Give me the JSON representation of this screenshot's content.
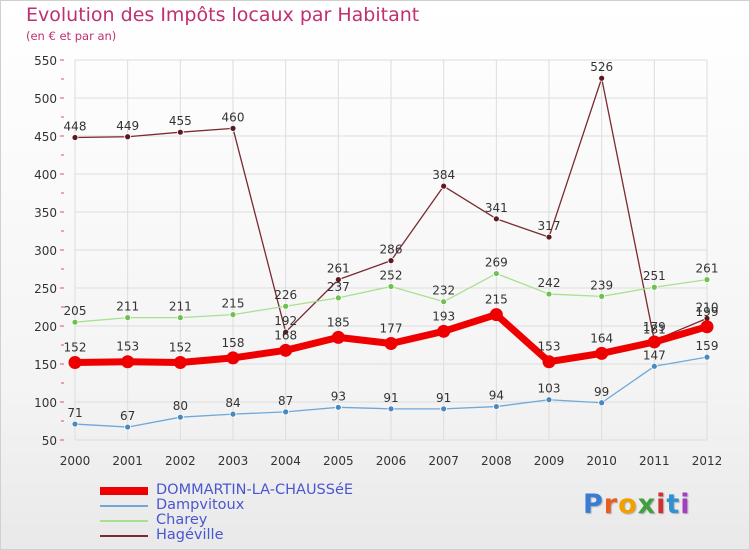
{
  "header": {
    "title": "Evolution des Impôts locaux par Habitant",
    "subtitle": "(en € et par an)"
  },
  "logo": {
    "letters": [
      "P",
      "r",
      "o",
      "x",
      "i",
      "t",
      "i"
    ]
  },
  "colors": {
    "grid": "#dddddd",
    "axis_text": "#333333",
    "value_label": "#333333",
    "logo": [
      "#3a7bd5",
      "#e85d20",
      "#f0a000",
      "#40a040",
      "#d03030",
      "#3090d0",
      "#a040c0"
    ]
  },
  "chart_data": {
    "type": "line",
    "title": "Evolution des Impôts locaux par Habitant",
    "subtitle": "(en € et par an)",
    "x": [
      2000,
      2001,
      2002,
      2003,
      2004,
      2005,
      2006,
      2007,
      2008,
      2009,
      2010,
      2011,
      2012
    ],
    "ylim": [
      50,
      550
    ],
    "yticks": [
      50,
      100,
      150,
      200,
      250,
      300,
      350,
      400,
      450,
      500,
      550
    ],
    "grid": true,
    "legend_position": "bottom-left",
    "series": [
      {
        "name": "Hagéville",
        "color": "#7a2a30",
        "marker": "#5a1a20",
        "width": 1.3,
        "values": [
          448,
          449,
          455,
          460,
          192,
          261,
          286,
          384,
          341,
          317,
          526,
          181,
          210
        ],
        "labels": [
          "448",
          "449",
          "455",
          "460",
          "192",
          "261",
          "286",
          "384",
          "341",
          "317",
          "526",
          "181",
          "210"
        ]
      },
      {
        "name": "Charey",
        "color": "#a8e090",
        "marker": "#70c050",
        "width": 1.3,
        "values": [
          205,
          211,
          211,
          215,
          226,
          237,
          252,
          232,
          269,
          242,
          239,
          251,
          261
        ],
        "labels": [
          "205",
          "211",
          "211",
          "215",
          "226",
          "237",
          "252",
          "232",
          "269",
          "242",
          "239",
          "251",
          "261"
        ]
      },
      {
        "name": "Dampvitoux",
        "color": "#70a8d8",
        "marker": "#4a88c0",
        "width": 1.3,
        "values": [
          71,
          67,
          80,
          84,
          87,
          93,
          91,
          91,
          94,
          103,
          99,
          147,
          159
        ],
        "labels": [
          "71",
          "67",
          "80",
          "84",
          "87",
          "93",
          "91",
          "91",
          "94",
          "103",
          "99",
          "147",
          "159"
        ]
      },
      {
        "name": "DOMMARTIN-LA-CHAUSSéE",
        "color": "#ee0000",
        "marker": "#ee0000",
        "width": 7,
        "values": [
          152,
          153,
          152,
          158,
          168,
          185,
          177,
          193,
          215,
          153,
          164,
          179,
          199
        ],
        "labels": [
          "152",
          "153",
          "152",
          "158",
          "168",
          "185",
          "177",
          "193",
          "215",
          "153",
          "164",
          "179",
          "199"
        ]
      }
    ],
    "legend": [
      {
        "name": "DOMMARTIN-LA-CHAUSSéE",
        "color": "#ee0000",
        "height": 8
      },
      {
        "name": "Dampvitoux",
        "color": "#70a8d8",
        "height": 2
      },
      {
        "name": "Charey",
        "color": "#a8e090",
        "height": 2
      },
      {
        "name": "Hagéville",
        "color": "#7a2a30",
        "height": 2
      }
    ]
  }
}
____
OBJECTIVE: Lines holding the word "marker" in the entries above are the ones to pull out. Copy them all.

SOLUTION BELOW:
        "marker": "#5a1a20",
        "marker": "#70c050",
        "marker": "#4a88c0",
        "marker": "#ee0000",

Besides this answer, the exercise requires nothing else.